*Records shown*
□ □ □ □ □ □ □
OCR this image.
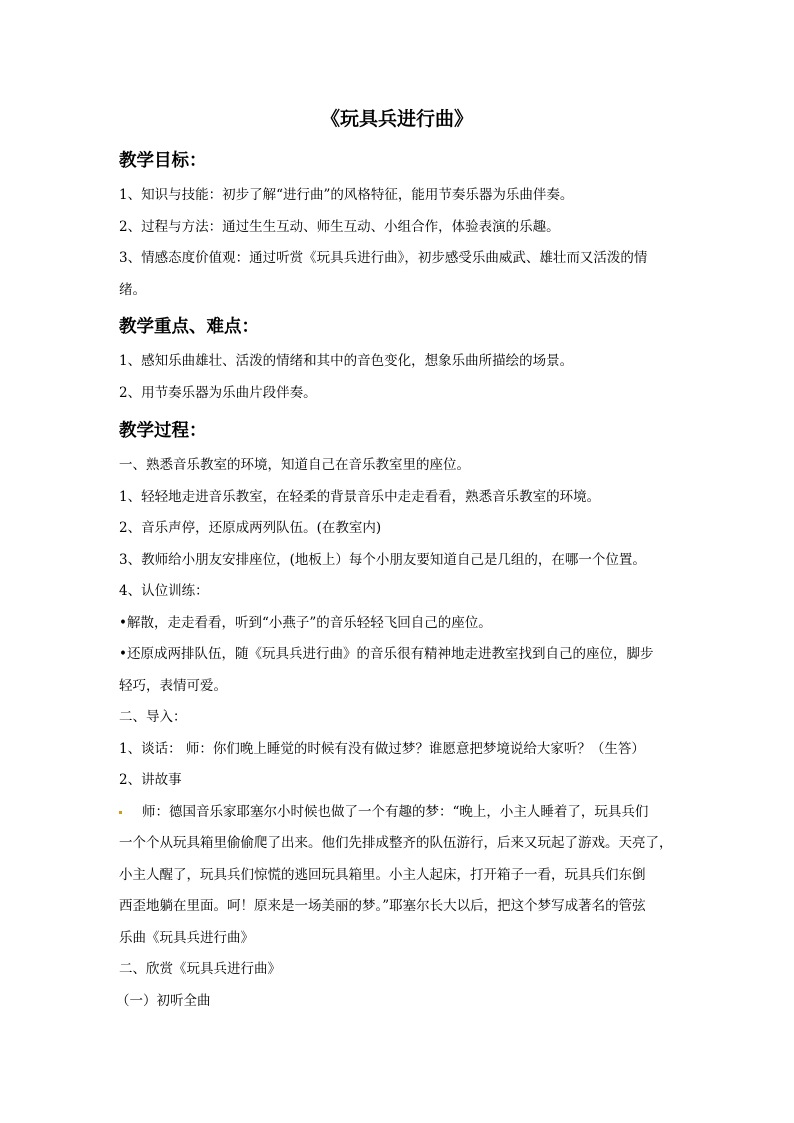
《玩具兵进行曲》
教学目标：
1、知识与技能：初步了解“进行曲”的风格特征，能用节奏乐器为乐曲伴奏。
2、过程与方法：通过生生互动、师生互动、小组合作，体验表演的乐趣。
3、情感态度价值观：通过听赏《玩具兵进行曲》，初步感受乐曲威武、雄壮而又活泼的情
绪。
教学重点、难点：
1、感知乐曲雄壮、活泼的情绪和其中的音色变化，想象乐曲所描绘的场景。
2、用节奏乐器为乐曲片段伴奏。
教学过程：
一、熟悉音乐教室的环境，知道自己在音乐教室里的座位。
1、轻轻地走进音乐教室，在轻柔的背景音乐中走走看看，熟悉音乐教室的环境。
2、音乐声停，还原成两列队伍。(在教室内)
3、教师给小朋友安排座位，(地板上）每个小朋友要知道自己是几组的，在哪一个位置。
4、认位训练：
•解散，走走看看，听到“小燕子”的音乐轻轻飞回自己的座位。
•还原成两排队伍，随《玩具兵进行曲》的音乐很有精神地走进教室找到自己的座位，脚步
轻巧，表情可爱。
二、导入：
1、谈话： 师：你们晚上睡觉的时候有没有做过梦？谁愿意把梦境说给大家听？（生答）
2、讲故事
师：德国音乐家耶塞尔小时候也做了一个有趣的梦：“晚上，小主人睡着了，玩具兵们
一个个从玩具箱里偷偷爬了出来。他们先排成整齐的队伍游行，后来又玩起了游戏。天亮了，
小主人醒了，玩具兵们惊慌的逃回玩具箱里。小主人起床，打开箱子一看，玩具兵们东倒
西歪地躺在里面。呵！原来是一场美丽的梦。”耶塞尔长大以后，把这个梦写成著名的管弦
乐曲《玩具兵进行曲》
二、欣赏《玩具兵进行曲》
（一）初听全曲
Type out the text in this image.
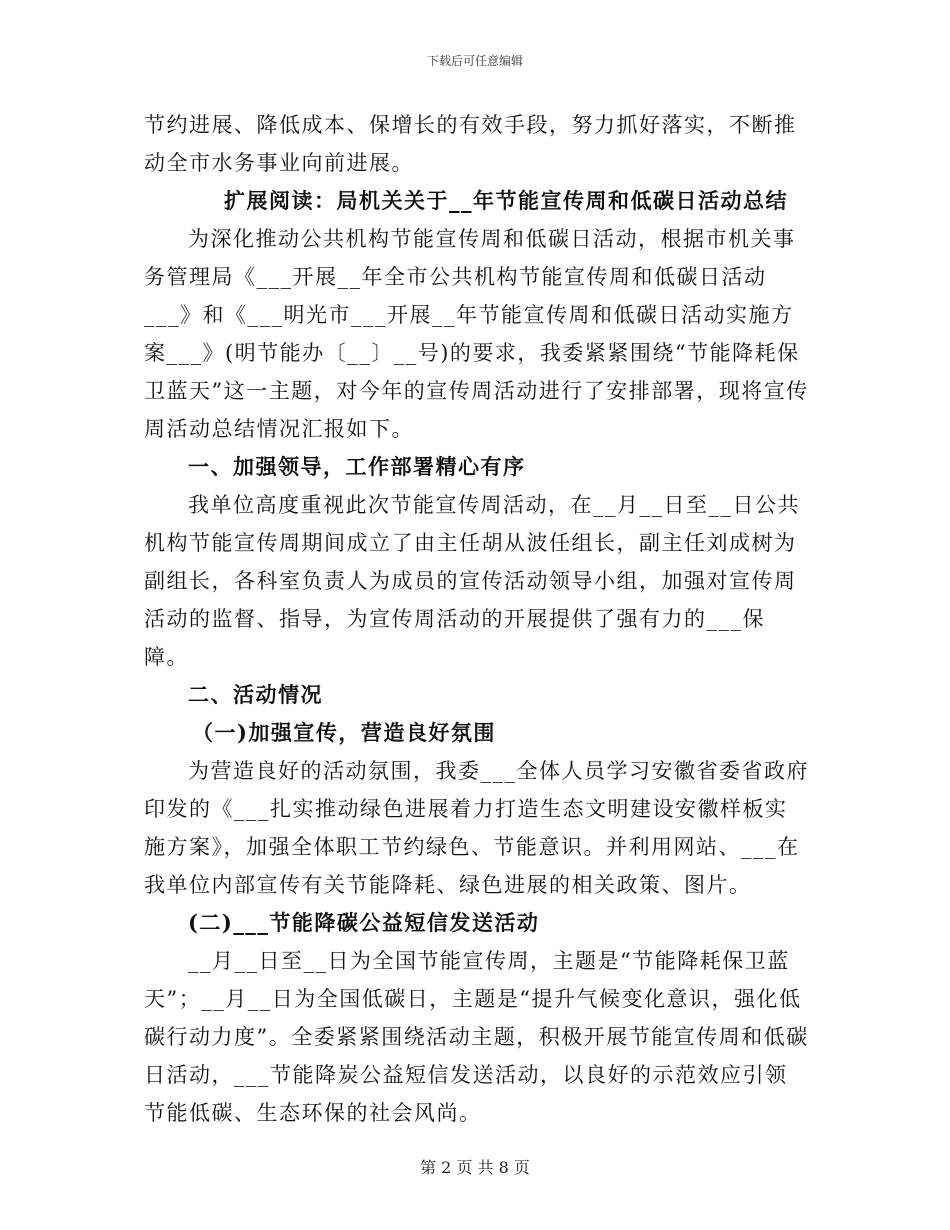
下载后可任意编辑

节约进展、降低成本、保增长的有效手段，努力抓好落实，不断推动全市水务事业向前进展。

扩展阅读：局机关关于__年节能宣传周和低碳日活动总结

为深化推动公共机构节能宣传周和低碳日活动，根据市机关事务管理局《___开展__年全市公共机构节能宣传周和低碳日活动___》和《___明光市___开展__年节能宣传周和低碳日活动实施方案___》(明节能办〔__〕__号)的要求，我委紧紧围绕“节能降耗保卫蓝天”这一主题，对今年的宣传周活动进行了安排部署，现将宣传周活动总结情况汇报如下。

一、加强领导，工作部署精心有序

我单位高度重视此次节能宣传周活动，在__月__日至__日公共机构节能宣传周期间成立了由主任胡从波任组长，副主任刘成树为副组长，各科室负责人为成员的宣传活动领导小组，加强对宣传周活动的监督、指导，为宣传周活动的开展提供了强有力的___保障。

二、活动情况

（一)加强宣传，营造良好氛围

为营造良好的活动氛围，我委___全体人员学习安徽省委省政府印发的《___扎实推动绿色进展着力打造生态文明建设安徽样板实施方案》，加强全体职工节约绿色、节能意识。并利用网站、___在我单位内部宣传有关节能降耗、绿色进展的相关政策、图片。

(二)___节能降碳公益短信发送活动

__月__日至__日为全国节能宣传周，主题是“节能降耗保卫蓝天”；__月__日为全国低碳日，主题是“提升气候变化意识，强化低碳行动力度”。全委紧紧围绕活动主题，积极开展节能宣传周和低碳日活动，___节能降炭公益短信发送活动，以良好的示范效应引领节能低碳、生态环保的社会风尚。

第 2 页 共 8 页
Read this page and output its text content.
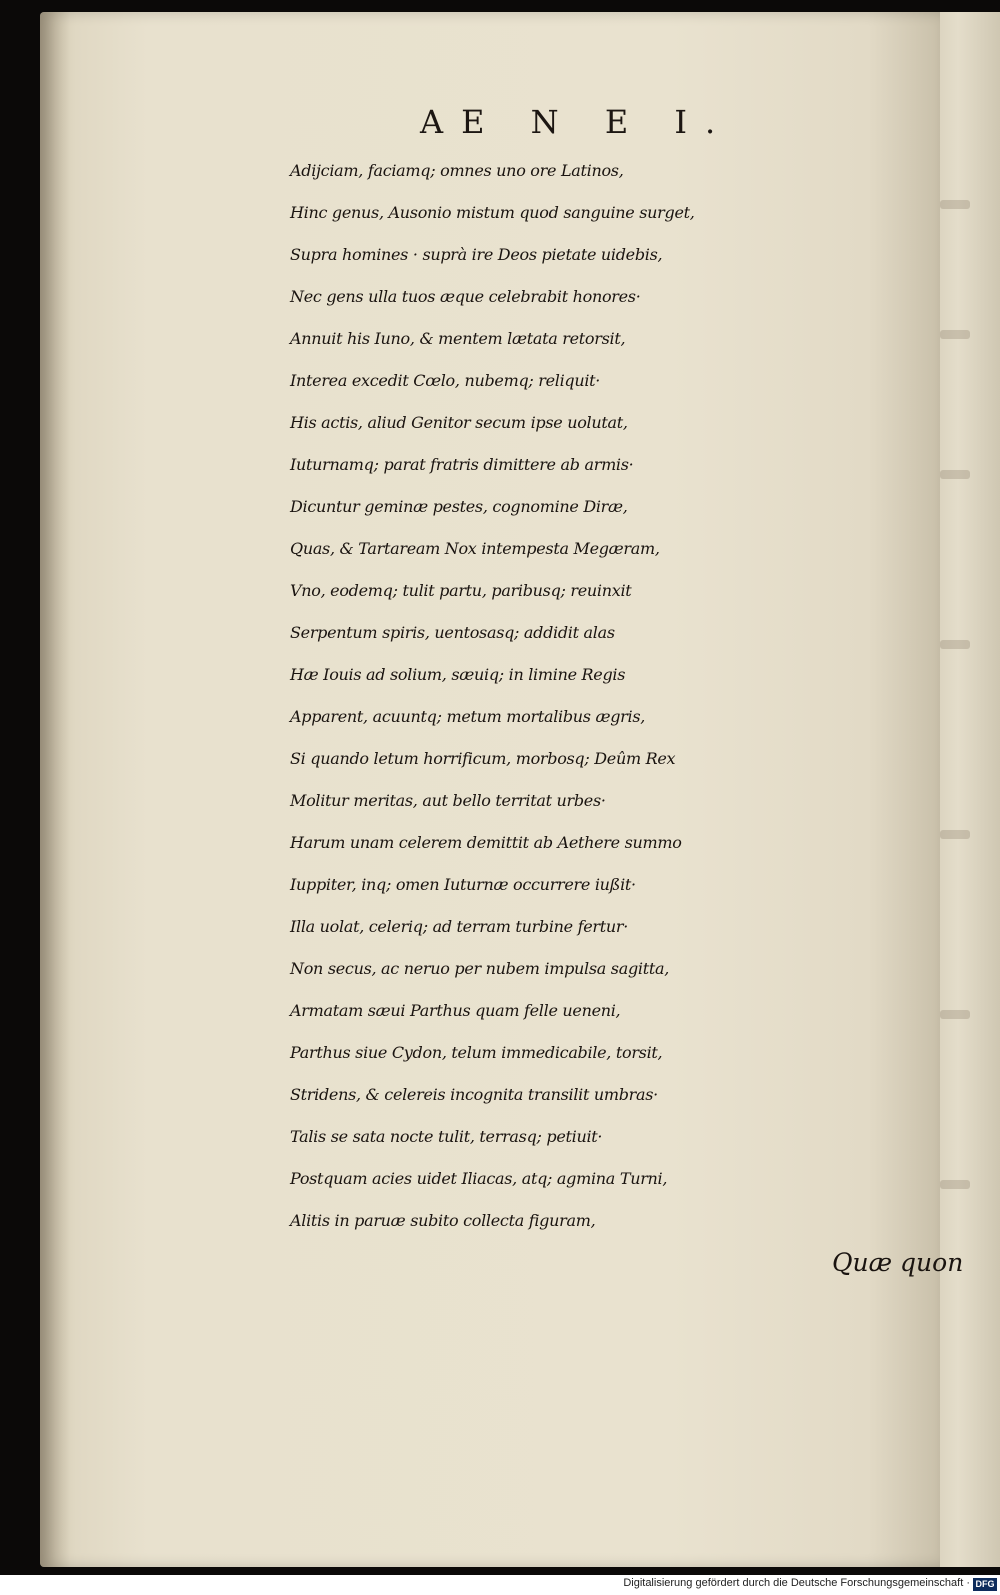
AE N E I.
Adijciam, faciamq; omnes uno ore Latinos,
Hinc genus, Ausonio mistum quod sanguine surget,
Supra homines · suprà ire Deos pietate uidebis,
Nec gens ulla tuos æque celebrabit honores·
Annuit his Iuno, & mentem lætata retorsit,
Interea excedit Cœlo, nubemq; reliquit·
His actis, aliud Genitor secum ipse uolutat,
Iuturnamq; parat fratris dimittere ab armis·
Dicuntur geminæ pestes, cognomine Diræ,
Quas, & Tartaream Nox intempesta Megæram,
Vno, eodemq; tulit partu, paribusq; reuinxit
Serpentum spiris, uentosasq; addidit alas
Hæ Iouis ad solium, sæuiq; in limine Regis
Apparent, acuuntq; metum mortalibus ægris,
Si quando letum horrificum, morbosq; Deûm Rex
Molitur meritas, aut bello territat urbes·
Harum unam celerem demittit ab Aethere summo
Iuppiter, inq; omen Iuturnæ occurrere iußit·
Illa uolat, celeriq; ad terram turbine fertur·
Non secus, ac neruo per nubem impulsa sagitta,
Armatam sæui Parthus quam felle ueneni,
Parthus siue Cydon, telum immedicabile, torsit,
Stridens, & celereis incognita transilit umbras·
Talis se sata nocte tulit, terrasq; petiuit·
Postquam acies uidet Iliacas, atq; agmina Turni,
Alitis in paruæ subito collecta figuram,
Quæ quon
Digitalisierung gefördert durch die Deutsche Forschungsgemeinschaft · DFG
□ □ □ □ □ □ □
Take every line from the data above that holds "玩具兵进行曲" and copy it out.

*Result below*
《玩具兵进行曲》
3、情感态度价值观：通过听赏《玩具兵进行曲》，初步感受乐曲威武、雄壮而又活泼的情
•还原成两排队伍，随《玩具兵进行曲》的音乐很有精神地走进教室找到自己的座位，脚步
乐曲《玩具兵进行曲》
二、欣赏《玩具兵进行曲》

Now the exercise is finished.